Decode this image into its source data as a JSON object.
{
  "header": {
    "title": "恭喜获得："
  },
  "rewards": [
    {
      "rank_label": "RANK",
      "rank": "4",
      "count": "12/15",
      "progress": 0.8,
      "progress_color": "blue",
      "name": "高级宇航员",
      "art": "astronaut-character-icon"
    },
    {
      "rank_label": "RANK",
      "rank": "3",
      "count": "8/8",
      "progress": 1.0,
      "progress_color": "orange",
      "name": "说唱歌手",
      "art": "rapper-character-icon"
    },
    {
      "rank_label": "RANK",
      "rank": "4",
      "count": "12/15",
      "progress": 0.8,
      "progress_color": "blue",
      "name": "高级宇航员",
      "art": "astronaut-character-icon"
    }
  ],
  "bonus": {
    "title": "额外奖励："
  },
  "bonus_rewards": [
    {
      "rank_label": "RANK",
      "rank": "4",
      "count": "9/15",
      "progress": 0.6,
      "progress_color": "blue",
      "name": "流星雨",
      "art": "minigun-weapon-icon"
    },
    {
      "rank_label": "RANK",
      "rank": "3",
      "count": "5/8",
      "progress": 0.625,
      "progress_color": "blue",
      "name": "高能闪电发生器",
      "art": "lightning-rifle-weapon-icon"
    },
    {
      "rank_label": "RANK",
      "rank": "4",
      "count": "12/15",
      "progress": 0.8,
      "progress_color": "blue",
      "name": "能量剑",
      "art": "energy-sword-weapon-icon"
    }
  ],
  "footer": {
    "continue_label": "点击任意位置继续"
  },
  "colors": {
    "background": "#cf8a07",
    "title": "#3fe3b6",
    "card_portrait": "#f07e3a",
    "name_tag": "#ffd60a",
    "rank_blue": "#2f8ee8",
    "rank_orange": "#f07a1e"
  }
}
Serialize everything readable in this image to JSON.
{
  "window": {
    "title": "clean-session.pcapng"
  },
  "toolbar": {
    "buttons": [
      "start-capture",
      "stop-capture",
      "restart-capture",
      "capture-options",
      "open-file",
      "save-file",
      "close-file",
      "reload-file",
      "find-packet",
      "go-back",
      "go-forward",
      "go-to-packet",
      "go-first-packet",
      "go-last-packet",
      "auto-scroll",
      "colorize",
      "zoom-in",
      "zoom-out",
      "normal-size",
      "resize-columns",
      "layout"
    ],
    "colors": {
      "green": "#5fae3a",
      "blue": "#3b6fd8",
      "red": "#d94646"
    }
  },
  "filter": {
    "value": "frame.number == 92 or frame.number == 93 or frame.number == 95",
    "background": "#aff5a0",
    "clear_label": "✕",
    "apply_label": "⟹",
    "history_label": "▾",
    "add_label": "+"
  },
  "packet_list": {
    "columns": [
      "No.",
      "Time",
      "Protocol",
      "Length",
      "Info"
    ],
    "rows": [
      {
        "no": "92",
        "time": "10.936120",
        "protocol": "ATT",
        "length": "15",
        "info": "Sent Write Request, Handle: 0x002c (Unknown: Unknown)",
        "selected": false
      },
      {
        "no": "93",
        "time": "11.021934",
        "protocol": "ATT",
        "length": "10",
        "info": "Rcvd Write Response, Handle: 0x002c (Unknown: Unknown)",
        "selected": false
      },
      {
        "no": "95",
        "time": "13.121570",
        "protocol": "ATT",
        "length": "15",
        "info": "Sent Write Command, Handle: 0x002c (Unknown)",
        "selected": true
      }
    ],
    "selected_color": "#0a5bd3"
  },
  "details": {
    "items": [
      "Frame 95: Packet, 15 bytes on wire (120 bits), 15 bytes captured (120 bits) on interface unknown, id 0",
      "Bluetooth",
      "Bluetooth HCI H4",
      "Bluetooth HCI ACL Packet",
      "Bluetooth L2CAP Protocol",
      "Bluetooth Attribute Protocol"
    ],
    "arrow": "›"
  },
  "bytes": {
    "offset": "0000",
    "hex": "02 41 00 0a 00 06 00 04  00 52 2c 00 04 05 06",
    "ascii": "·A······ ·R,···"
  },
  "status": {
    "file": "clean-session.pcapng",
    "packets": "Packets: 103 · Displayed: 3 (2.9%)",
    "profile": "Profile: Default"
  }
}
============
**Stated exercise:** Search the entries for the word "title", then list each line that holds it.

**Exercise result:**
    "title": "恭喜获得："
    "title": "额外奖励："
    "title": "#3fe3b6",
    "title": "clean-session.pcapng"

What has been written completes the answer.